◆ Problem to work on
Reproduce word for word the part of the shotgun forum thread that opens with the words containing "anything has to" and closes with "than a Yildiz...".

◆ Passage to read
· · · ·

If ya like I could go and have another hold of it for ya tomorrow and get the price?

----------


## Petros_mk

hahaha.... this was quick... 
 I'll need to have a play with one first.... Pointer's Yildiz was sitting nice on my sholder when I pulled it up, the grip was quite nice too. Not sure how these are...
Let me know what the 20g cost is if you get a chance to ask tho... I'll keep an eye out around Auckland if I see one..

----------


## upnorth uplander

anything has to be lighter than that Baikal cannon you currently use

----------


## Pointer

> Not a bad looking gun tho... Looks wise its much better than a Yildiz...
> Whats the weight on it and price?
> Might not be a Y banger I'm going after  LOL


What are you going to do with a 28g Uzbeki? My old man has a W&S twelve gauge as his 'river' gun, have a play with that before you buy one. To be fair anything would fit me better than the Y-banger, the W&S has much more generic stock measurements, kinda like the mirokus

----------


## mikee

> hahaha.... this was quick... 
>  I'll need to have a play with one first.... Pointer's Yildiz was sitting nice on my sholder when I pulled it up, the grip was quite nice too. Not sure how these are...
> Let me know what the 20g cost is if you get a chance to ask tho... I'll keep an eye out around Auckland if I see one..


Both the 28 and 20g are listed on the tag at $1299.

----------


## Petros_mk

> What are you going to do with a 28g Uzbeki? My old man has a W&S twelve gauge as his 'river' gun, have a play with that before you buy one. To be fair anything would fit me better than the Y-banger, the W&S has much more generic stock measurements, kinda like the mirokus


the 20g Jim.....

· · · ·

◆ Records provided
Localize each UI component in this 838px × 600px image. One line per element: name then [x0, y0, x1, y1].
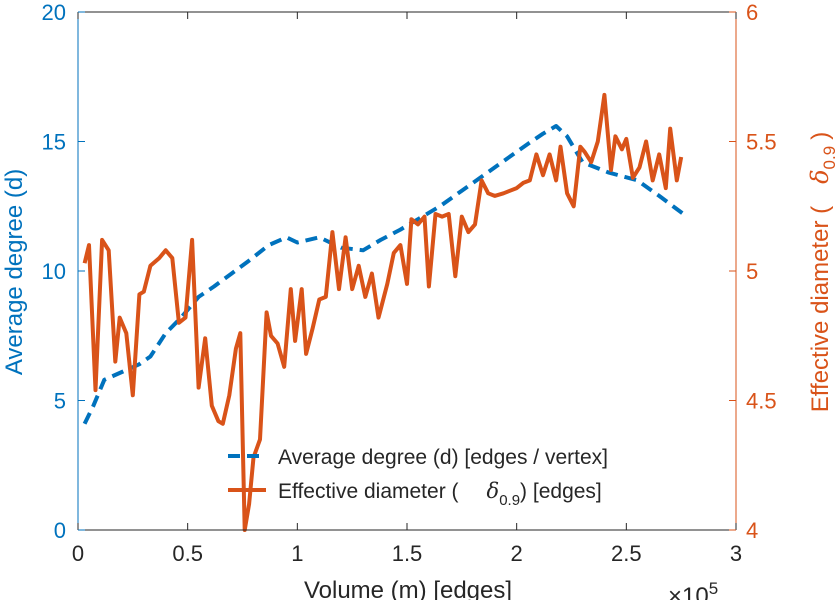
x-tick-label: 2.5: [611, 541, 642, 566]
y-right-tick-label: 4.5: [746, 389, 777, 414]
series-layer: [82, 92, 685, 532]
y-left-tick-label: 20: [42, 0, 66, 25]
y-left-tick-label: 10: [42, 259, 66, 284]
y-axis-right-label: Effective diameter ( δ0.9): [806, 132, 838, 412]
y-left-tick-label: 5: [54, 389, 66, 414]
y-left-tick-label: 15: [42, 130, 66, 155]
y-right-tick-label: 5: [746, 259, 758, 284]
series-line-effective-diameter: [82, 92, 684, 532]
x-multiplier: ×105: [668, 579, 718, 600]
legend-label-effective-diameter: Effective diameter ( δ0.9) [edges]: [278, 479, 602, 509]
legend-label-pre: Effective diameter (: [278, 480, 459, 503]
x-multiplier-base: ×10: [668, 583, 709, 600]
delta-symbol: δ: [806, 169, 834, 183]
x-tick-label: 0.5: [172, 541, 203, 566]
legend-label-average-degree: Average degree (d) [edges / vertex]: [278, 446, 608, 469]
legend: Average degree (d) [edges / vertex] Effe…: [228, 446, 608, 509]
y-right-tick-label: 6: [746, 0, 758, 25]
y-right-tick-label: 4: [746, 518, 758, 543]
y-axis-left-label: Average degree (d): [1, 169, 28, 375]
delta-subscript: 0.9: [820, 146, 838, 170]
x-axis-label: Volume (m) [edges]: [304, 577, 512, 600]
legend-delta-subscript: 0.9: [499, 492, 520, 509]
series-line-average-degree: [82, 124, 685, 425]
legend-delta-symbol: δ: [487, 479, 500, 503]
y-axis-right-label-close: ): [807, 132, 834, 140]
y-right-tick-label: 5.5: [746, 130, 777, 155]
y-left-tick-label: 0: [54, 518, 66, 543]
axes-layer: 0 0.5 1 1.5 2 2.5 3 0 5 10 15 20 4 4.5 5 5.5 6: [42, 0, 777, 566]
x-tick-label: 2: [511, 541, 523, 566]
y-axis-right-label-text: Effective diameter (: [807, 206, 834, 412]
x-tick-label: 0: [72, 541, 84, 566]
x-multiplier-exponent: 5: [709, 579, 718, 598]
x-tick-label: 3: [730, 541, 742, 566]
x-tick-label: 1.5: [392, 541, 423, 566]
legend-label-post: ) [edges]: [520, 480, 602, 503]
x-tick-label: 1: [291, 541, 303, 566]
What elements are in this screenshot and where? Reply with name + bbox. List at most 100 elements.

· · · ·

◆ Exercise answer
anything has to be lighter than that Baikal cannon you currently use

----------


## Pointer

> Not a bad looking gun tho... Looks wise its much better than a Yildiz...